== STATED TASK ==
Count every line in the entries that follow where the word "left" appears, then state only the total.

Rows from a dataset
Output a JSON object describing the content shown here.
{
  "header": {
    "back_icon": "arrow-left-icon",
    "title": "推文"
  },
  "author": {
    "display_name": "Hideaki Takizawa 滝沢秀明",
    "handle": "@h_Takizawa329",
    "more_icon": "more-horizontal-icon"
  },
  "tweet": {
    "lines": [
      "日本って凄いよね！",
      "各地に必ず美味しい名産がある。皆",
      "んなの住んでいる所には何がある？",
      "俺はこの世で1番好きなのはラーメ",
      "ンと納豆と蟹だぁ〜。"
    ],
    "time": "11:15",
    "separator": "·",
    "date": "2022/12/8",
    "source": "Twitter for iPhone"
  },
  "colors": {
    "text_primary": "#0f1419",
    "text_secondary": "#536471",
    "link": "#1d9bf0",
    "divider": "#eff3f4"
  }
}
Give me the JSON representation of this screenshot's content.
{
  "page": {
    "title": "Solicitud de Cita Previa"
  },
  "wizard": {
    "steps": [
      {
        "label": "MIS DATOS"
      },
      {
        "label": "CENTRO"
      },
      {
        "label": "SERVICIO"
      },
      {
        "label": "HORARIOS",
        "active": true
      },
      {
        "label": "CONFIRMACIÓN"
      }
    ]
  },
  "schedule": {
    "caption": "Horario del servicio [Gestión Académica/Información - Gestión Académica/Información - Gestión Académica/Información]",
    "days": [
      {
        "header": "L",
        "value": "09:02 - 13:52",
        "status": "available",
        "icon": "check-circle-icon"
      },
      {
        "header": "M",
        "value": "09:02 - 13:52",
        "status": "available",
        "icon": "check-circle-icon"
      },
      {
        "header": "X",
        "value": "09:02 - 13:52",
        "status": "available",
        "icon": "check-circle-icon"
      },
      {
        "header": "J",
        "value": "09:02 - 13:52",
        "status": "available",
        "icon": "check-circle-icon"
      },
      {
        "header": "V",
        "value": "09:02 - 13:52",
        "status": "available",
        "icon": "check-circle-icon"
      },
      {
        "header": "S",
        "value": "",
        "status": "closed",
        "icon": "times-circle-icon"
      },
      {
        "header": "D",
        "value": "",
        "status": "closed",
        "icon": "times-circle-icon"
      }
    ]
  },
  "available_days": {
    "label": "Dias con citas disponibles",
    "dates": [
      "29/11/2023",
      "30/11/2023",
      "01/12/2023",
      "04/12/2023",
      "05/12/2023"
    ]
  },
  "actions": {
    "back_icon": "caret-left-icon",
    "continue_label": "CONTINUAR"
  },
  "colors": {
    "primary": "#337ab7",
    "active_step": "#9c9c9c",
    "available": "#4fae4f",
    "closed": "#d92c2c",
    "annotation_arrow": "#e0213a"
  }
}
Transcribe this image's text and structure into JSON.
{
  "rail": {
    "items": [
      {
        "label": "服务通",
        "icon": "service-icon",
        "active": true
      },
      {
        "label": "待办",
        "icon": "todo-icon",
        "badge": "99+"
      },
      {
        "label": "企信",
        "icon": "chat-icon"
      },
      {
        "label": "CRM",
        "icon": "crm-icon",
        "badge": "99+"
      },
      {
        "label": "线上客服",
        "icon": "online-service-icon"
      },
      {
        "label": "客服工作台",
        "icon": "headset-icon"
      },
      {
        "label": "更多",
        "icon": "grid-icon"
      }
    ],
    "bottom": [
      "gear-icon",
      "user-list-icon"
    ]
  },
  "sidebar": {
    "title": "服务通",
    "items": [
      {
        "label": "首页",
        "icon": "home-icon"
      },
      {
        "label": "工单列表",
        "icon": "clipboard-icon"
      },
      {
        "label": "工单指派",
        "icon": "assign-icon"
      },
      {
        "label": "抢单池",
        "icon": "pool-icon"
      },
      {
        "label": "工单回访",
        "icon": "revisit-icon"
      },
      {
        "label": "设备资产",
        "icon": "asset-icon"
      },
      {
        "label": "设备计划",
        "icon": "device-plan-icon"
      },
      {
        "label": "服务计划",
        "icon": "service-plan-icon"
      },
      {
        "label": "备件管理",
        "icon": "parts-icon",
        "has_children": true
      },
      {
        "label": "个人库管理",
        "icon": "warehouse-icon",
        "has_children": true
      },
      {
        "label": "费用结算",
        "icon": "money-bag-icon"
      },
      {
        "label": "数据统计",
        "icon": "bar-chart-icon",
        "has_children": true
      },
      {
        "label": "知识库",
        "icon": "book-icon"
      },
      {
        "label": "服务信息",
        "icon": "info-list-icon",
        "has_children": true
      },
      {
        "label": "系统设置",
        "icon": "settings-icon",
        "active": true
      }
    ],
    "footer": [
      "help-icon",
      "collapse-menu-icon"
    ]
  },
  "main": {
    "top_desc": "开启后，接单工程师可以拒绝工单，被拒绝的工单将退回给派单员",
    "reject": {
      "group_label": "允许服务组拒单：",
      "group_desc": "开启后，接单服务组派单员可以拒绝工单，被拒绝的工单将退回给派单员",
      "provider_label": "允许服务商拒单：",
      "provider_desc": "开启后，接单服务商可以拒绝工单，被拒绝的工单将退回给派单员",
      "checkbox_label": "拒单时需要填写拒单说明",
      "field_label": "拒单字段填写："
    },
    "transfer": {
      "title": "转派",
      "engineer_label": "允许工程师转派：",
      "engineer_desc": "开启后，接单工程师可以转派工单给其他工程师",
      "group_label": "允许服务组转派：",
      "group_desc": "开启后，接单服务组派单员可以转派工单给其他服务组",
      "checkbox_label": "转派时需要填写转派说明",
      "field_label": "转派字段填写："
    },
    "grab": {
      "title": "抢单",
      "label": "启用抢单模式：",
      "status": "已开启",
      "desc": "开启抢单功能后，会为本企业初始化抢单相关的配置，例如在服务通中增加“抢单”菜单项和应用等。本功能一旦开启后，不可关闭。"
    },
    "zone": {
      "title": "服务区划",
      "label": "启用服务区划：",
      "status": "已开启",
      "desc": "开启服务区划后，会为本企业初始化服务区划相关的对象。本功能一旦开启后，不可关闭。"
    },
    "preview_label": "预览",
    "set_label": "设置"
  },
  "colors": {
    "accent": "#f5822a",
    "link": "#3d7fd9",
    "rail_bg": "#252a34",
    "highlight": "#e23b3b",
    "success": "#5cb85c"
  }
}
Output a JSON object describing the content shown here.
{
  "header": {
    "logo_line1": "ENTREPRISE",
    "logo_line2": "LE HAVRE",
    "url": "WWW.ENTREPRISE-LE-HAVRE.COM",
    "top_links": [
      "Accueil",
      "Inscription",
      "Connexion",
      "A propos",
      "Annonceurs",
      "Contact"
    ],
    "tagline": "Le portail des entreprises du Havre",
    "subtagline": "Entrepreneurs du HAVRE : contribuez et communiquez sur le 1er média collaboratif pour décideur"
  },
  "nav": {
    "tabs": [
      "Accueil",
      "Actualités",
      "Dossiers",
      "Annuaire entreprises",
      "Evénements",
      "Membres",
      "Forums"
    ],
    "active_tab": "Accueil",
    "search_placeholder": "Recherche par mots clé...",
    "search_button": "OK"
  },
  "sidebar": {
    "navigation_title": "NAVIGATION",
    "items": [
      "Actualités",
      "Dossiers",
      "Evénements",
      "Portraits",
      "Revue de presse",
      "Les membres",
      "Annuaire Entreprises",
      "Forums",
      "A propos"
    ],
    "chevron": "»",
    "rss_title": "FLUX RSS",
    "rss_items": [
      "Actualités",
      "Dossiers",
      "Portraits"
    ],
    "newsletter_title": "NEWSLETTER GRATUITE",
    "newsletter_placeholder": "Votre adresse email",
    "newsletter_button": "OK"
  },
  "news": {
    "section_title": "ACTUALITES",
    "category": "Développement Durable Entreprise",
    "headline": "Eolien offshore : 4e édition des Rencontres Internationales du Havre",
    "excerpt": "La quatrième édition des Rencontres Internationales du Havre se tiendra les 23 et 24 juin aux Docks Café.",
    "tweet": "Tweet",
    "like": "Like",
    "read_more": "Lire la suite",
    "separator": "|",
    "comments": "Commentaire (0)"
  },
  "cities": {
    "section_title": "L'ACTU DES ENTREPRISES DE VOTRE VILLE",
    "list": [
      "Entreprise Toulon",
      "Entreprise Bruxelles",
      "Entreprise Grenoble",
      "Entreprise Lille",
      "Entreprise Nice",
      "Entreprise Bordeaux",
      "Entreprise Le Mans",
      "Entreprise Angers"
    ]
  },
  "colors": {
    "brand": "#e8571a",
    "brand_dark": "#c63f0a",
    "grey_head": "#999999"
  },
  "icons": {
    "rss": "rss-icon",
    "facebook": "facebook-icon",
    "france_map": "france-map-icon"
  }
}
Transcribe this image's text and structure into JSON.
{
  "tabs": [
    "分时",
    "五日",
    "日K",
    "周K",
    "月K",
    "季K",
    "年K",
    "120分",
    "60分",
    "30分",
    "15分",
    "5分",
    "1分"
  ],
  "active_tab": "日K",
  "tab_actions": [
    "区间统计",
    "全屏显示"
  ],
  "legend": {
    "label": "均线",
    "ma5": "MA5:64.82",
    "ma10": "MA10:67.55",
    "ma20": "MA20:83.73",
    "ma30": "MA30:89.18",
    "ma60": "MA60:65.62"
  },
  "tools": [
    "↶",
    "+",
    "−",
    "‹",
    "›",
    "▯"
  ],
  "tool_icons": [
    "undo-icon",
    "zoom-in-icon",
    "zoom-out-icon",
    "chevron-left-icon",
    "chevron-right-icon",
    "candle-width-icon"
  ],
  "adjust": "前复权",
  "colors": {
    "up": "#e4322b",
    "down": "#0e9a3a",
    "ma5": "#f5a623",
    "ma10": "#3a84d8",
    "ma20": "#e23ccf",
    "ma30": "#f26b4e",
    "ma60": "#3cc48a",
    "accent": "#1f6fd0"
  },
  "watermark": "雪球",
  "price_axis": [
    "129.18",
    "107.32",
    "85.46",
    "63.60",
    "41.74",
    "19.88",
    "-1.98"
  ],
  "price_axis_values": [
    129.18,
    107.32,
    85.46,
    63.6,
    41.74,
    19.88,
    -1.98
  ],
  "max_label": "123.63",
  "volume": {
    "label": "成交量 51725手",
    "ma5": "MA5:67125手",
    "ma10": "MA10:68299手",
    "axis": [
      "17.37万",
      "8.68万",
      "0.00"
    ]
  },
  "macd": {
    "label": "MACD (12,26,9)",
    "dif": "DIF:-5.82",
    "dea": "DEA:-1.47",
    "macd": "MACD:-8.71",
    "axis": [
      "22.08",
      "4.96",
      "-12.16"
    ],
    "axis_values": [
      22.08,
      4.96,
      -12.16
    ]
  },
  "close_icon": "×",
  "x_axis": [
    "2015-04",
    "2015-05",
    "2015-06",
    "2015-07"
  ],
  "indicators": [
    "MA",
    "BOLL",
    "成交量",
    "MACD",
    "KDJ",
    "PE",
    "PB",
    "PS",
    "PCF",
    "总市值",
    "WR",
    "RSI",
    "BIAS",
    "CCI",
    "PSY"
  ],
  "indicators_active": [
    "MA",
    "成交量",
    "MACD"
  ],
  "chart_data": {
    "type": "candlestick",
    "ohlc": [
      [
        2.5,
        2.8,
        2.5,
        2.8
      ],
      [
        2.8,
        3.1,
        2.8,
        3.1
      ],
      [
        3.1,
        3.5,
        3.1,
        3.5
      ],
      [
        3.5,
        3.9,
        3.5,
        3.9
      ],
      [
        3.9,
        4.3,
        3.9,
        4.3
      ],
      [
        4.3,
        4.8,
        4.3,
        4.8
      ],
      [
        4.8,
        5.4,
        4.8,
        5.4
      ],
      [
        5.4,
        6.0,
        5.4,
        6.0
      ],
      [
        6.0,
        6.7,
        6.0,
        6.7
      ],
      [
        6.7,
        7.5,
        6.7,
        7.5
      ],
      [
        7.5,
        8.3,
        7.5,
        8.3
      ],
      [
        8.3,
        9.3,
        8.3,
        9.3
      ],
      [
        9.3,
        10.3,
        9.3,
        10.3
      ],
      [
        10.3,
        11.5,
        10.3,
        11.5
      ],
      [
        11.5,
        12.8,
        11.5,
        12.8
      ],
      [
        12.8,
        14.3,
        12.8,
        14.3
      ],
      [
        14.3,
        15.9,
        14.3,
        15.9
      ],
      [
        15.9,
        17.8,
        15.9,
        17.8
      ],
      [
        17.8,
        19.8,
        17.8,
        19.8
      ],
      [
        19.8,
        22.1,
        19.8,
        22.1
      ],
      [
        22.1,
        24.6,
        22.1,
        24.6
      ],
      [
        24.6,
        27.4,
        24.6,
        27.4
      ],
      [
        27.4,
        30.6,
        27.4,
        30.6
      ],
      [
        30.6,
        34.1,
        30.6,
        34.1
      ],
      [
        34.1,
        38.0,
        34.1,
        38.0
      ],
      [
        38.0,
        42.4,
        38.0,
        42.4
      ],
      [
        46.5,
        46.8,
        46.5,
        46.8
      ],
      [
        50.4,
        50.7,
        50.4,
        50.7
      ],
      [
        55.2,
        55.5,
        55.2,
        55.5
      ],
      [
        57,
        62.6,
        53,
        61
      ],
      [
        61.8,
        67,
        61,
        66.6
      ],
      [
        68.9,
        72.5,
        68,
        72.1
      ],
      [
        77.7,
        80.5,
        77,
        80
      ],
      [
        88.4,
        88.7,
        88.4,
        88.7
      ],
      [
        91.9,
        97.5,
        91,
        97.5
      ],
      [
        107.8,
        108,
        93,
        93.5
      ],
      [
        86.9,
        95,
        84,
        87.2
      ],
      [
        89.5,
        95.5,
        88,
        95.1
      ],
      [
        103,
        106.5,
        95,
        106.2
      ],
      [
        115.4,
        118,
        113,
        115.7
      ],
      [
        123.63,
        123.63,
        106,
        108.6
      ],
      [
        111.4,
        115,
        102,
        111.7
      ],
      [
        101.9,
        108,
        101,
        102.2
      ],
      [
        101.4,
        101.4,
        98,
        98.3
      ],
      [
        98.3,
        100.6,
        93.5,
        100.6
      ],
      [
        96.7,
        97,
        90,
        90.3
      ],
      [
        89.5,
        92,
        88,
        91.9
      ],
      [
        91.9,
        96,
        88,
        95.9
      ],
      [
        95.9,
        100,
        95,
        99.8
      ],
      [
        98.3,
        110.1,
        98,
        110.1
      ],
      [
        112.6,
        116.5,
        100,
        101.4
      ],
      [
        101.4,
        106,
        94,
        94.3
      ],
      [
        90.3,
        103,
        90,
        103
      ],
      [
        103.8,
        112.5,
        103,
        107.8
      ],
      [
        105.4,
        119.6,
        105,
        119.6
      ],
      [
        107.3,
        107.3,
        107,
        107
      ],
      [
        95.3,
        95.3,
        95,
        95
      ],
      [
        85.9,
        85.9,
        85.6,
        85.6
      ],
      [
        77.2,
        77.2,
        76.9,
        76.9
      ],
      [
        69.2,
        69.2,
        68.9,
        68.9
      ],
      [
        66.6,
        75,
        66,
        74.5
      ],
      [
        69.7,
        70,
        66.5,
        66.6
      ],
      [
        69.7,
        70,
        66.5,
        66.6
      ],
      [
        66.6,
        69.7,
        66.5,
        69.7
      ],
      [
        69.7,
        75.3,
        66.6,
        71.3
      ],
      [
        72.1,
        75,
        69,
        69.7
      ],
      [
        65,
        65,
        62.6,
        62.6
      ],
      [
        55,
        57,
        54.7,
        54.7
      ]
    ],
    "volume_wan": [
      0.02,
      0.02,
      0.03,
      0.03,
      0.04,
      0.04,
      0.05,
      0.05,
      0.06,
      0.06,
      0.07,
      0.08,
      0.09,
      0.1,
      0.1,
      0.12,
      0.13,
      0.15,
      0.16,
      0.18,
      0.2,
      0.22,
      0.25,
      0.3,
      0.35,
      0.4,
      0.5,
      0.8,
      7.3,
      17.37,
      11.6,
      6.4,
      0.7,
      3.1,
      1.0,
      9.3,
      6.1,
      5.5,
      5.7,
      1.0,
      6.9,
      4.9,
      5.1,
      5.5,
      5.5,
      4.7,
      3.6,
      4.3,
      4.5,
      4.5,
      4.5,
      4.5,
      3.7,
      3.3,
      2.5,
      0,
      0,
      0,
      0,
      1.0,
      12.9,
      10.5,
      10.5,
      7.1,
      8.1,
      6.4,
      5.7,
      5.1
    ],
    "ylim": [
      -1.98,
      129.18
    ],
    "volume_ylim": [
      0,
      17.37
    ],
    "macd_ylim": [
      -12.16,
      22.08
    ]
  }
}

== REPLY ==
3